**Figure content listings:**
■ ■ ■

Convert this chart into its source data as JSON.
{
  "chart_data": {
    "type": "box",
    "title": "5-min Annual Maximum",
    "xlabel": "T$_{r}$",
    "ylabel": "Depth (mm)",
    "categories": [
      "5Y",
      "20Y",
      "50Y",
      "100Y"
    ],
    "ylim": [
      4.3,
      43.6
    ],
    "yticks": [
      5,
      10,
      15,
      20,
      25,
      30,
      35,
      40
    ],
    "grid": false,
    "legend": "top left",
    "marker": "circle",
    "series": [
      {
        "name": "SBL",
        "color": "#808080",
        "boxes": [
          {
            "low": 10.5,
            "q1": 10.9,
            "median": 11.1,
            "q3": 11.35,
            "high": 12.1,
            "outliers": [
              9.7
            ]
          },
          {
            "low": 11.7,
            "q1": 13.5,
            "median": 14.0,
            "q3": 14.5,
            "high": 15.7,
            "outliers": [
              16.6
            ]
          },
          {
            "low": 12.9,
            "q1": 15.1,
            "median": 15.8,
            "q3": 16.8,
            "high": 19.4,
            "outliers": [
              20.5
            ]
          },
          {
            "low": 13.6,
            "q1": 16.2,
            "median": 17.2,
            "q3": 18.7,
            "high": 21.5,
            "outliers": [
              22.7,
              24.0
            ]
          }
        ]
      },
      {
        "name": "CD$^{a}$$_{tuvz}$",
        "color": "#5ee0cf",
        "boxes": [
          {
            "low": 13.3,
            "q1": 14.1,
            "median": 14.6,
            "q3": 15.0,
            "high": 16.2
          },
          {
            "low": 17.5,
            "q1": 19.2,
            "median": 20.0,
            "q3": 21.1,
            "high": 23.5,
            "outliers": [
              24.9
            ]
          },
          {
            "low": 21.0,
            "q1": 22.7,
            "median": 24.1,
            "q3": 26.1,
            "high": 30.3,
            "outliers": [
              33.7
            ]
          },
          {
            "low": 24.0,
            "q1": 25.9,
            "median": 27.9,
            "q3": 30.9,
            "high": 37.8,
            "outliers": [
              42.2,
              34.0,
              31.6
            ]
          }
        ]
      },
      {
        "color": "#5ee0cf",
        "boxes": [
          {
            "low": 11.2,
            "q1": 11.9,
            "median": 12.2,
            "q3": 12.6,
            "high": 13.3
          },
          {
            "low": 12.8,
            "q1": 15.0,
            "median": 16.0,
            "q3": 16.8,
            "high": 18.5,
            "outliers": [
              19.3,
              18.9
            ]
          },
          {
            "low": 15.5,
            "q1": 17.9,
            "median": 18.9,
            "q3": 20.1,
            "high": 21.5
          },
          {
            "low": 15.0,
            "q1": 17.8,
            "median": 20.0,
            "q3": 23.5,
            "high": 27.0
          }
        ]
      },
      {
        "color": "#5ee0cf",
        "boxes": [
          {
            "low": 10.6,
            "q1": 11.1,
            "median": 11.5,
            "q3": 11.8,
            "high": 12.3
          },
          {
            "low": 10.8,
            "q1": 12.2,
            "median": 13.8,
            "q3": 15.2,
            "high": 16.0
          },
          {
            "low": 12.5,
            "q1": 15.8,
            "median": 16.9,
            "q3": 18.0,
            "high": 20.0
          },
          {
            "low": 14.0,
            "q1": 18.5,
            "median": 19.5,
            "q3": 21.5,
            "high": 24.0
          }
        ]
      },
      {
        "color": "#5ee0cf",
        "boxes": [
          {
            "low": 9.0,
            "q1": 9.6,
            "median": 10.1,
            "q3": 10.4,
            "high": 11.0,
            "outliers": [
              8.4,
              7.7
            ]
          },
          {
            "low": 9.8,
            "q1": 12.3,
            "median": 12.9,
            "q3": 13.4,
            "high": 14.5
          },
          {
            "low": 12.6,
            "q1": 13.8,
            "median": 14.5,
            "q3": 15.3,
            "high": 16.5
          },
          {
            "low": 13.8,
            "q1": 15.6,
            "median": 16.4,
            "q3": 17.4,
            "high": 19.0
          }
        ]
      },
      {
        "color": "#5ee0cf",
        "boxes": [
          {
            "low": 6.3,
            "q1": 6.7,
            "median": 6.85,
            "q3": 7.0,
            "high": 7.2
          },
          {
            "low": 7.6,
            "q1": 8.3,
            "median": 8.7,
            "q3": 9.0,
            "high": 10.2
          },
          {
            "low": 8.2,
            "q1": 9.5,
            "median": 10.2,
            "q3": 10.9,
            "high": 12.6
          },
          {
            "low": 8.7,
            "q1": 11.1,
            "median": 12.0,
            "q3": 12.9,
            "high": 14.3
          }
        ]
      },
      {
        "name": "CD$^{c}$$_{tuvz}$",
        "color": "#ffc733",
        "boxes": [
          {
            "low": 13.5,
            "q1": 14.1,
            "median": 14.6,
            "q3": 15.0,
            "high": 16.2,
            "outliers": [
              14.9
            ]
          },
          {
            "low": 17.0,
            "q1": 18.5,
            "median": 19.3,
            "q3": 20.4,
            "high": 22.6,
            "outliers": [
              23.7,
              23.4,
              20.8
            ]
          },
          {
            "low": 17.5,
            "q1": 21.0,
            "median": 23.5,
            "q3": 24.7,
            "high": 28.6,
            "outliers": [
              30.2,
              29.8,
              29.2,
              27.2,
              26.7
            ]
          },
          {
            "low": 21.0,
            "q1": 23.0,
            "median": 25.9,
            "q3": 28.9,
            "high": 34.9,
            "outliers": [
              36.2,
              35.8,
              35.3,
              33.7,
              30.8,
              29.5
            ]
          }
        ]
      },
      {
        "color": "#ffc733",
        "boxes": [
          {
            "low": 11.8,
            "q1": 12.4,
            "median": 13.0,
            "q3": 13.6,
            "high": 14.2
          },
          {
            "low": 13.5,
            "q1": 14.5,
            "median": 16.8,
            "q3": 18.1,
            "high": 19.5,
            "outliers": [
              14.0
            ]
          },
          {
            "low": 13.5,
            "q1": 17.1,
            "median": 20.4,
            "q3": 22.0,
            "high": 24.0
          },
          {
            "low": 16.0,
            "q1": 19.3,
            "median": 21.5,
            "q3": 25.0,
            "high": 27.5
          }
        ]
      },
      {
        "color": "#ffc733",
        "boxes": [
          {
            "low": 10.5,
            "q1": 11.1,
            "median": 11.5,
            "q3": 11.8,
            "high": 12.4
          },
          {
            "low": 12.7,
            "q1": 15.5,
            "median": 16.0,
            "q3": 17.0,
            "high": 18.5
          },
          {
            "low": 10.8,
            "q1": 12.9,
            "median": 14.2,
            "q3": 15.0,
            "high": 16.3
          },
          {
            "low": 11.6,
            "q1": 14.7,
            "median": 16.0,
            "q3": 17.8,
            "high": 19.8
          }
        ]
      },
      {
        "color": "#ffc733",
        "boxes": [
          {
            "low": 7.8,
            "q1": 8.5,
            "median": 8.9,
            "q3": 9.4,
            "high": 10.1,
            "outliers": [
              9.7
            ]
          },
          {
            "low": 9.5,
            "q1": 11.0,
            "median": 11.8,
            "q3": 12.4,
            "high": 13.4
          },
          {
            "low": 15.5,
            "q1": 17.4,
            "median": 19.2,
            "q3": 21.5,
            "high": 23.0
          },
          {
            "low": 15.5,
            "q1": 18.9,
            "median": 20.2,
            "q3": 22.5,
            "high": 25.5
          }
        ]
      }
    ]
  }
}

■ ■ ■

**Given problem:** Write out the listing once more, matching it exactly.

**Written reply:**
Convert this chart into its source data as JSON.
{
  "chart_data": {
    "type": "box",
    "title": "5-min Annual Maximum",
    "xlabel": "T$_{r}$",
    "ylabel": "Depth (mm)",
    "categories": [
      "5Y",
      "20Y",
      "50Y",
      "100Y"
    ],
    "ylim": [
      4.3,
      43.6
    ],
    "yticks": [
      5,
      10,
      15,
      20,
      25,
      30,
      35,
      40
    ],
    "grid": false,
    "legend": "top left",
    "marker": "circle",
    "series": [
      {
        "name": "SBL",
        "color": "#808080",
        "boxes": [
          {
            "low": 10.5,
            "q1": 10.9,
            "median": 11.1,
            "q3": 11.35,
            "high": 12.1,
            "outliers": [
              9.7
            ]
          },
          {
            "low": 11.7,
            "q1": 13.5,
            "median": 14.0,
            "q3": 14.5,
            "high": 15.7,
            "outliers": [
              16.6
            ]
          },
          {
            "low": 12.9,
            "q1": 15.1,
            "median": 15.8,
            "q3": 16.8,
            "high": 19.4,
            "outliers": [
              20.5
            ]
          },
          {
            "low": 13.6,
            "q1": 16.2,
            "median": 17.2,
            "q3": 18.7,
            "high": 21.5,
            "outliers": [
              22.7,
              24.0
            ]
          }
        ]
      },
      {
        "name": "CD$^{a}$$_{tuvz}$",
        "color": "#5ee0cf",
        "boxes": [
          {
            "low": 13.3,
            "q1": 14.1,
            "median": 14.6,
            "q3": 15.0,
            "high": 16.2
          },
          {
            "low": 17.5,
            "q1": 19.2,
            "median": 20.0,
            "q3": 21.1,
            "high": 23.5,
            "outliers": [
              24.9
            ]
          },
          {
            "low": 21.0,
            "q1": 22.7,
            "median": 24.1,
            "q3": 26.1,
            "high": 30.3,
            "outliers": [
              33.7
            ]
          },
          {
            "low": 24.0,
            "q1": 25.9,
            "median": 27.9,
            "q3": 30.9,
            "high": 37.8,
            "outliers": [
              42.2,
              34.0,
              31.6
            ]
          }
        ]
      },
      {
        "color": "#5ee0cf",
        "boxes": [
          {
            "low": 11.2,
            "q1": 11.9,
            "median": 12.2,
            "q3": 12.6,
            "high": 13.3
          },
          {
            "low": 12.8,
            "q1": 15.0,
            "median": 16.0,
            "q3": 16.8,
            "high": 18.5,
            "outliers": [
              19.3,
              18.9
            ]
          },
          {
            "low": 15.5,
            "q1": 17.9,
            "median": 18.9,
            "q3": 20.1,
            "high": 21.5
          },
          {
            "low": 15.0,
            "q1": 17.8,
            "median": 20.0,
            "q3": 23.5,
            "high": 27.0
          }
        ]
      },
      {
        "color": "#5ee0cf",
        "boxes": [
          {
            "low": 10.6,
            "q1": 11.1,
            "median": 11.5,
            "q3": 11.8,
            "high": 12.3
          },
          {
            "low": 10.8,
            "q1": 12.2,
            "median": 13.8,
            "q3": 15.2,
            "high": 16.0
          },
          {
            "low": 12.5,
            "q1": 15.8,
            "median": 16.9,
            "q3": 18.0,
            "high": 20.0
          },
          {
            "low": 14.0,
            "q1": 18.5,
            "median": 19.5,
            "q3": 21.5,
            "high": 24.0
          }
        ]
      },
      {
        "color": "#5ee0cf",
        "boxes": [
          {
            "low": 9.0,
            "q1": 9.6,
            "median": 10.1,
            "q3": 10.4,
            "high": 11.0,
            "outliers": [
              8.4,
              7.7
            ]
          },
          {
            "low": 9.8,
            "q1": 12.3,
            "median": 12.9,
            "q3": 13.4,
            "high": 14.5
          },
          {
            "low": 12.6,
            "q1": 13.8,
            "median": 14.5,
            "q3": 15.3,
            "high": 16.5
          },
          {
            "low": 13.8,
            "q1": 15.6,
            "median": 16.4,
            "q3": 17.4,
            "high": 19.0
          }
        ]
      },
      {
        "color": "#5ee0cf",
        "boxes": [
          {
            "low": 6.3,
            "q1": 6.7,
            "median": 6.85,
            "q3": 7.0,
            "high": 7.2
          },
          {
            "low": 7.6,
            "q1": 8.3,
            "median": 8.7,
            "q3": 9.0,
            "high": 10.2
          },
          {
            "low": 8.2,
            "q1": 9.5,
            "median": 10.2,
            "q3": 10.9,
            "high": 12.6
          },
          {
            "low": 8.7,
            "q1": 11.1,
            "median": 12.0,
            "q3": 12.9,
            "high": 14.3
          }
        ]
      },
      {
        "name": "CD$^{c}$$_{tuvz}$",
        "color": "#ffc733",
        "boxes": [
          {
            "low": 13.5,
            "q1": 14.1,
            "median": 14.6,
            "q3": 15.0,
            "high": 16.2,
            "outliers": [
              14.9
            ]
          },
          {
            "low": 17.0,
            "q1": 18.5,
            "median": 19.3,
            "q3": 20.4,
            "high": 22.6,
            "outliers": [
              23.7,
              23.4,
              20.8
            ]
          },
          {
            "low": 17.5,
            "q1": 21.0,
            "median": 23.5,
            "q3": 24.7,
            "high": 28.6,
            "outliers": [
              30.2,
              29.8,
              29.2,
              27.2,
              26.7
            ]
          },
          {
            "low": 21.0,
            "q1": 23.0,
            "median": 25.9,
            "q3": 28.9,
            "high": 34.9,
            "outliers": [
              36.2,
              35.8,
              35.3,
              33.7,
              30.8,
              29.5
            ]
          }
        ]
      },
      {
        "color": "#ffc733",
        "boxes": [
          {
            "low": 11.8,
            "q1": 12.4,
            "median": 13.0,
            "q3": 13.6,
            "high": 14.2
          },
          {
            "low": 13.5,
            "q1": 14.5,
            "median": 16.8,
            "q3": 18.1,
            "high": 19.5,
            "outliers": [
              14.0
            ]
          },
          {
            "low": 13.5,
            "q1": 17.1,
            "median": 20.4,
            "q3": 22.0,
            "high": 24.0
          },
          {
            "low": 16.0,
            "q1": 19.3,
            "median": 21.5,
            "q3": 25.0,
            "high": 27.5
          }
        ]
      },
      {
        "color": "#ffc733",
        "boxes": [
          {
            "low": 10.5,
            "q1": 11.1,
            "median": 11.5,
            "q3": 11.8,
            "high": 12.4
          },
          {
            "low": 12.7,
            "q1": 15.5,
            "median": 16.0,
            "q3": 17.0,
            "high": 18.5
          },
          {
            "low": 10.8,
            "q1": 12.9,
            "median": 14.2,
            "q3": 15.0,
            "high": 16.3
          },
          {
            "low": 11.6,
            "q1": 14.7,
            "median": 16.0,
            "q3": 17.8,
            "high": 19.8
          }
        ]
      },
      {
        "color": "#ffc733",
        "boxes": [
          {
            "low": 7.8,
            "q1": 8.5,
            "median": 8.9,
            "q3": 9.4,
            "high": 10.1,
            "outliers": [
              9.7
            ]
          },
          {
            "low": 9.5,
            "q1": 11.0,
            "median": 11.8,
            "q3": 12.4,
            "high": 13.4
          },
          {
            "low": 15.5,
            "q1": 17.4,
            "median": 19.2,
            "q3": 21.5,
            "high": 23.0
          },
          {
            "low": 15.5,
            "q1": 18.9,
            "median": 20.2,
            "q3": 22.5,
            "high": 25.5
          }
        ]
      }
    ]
  }
}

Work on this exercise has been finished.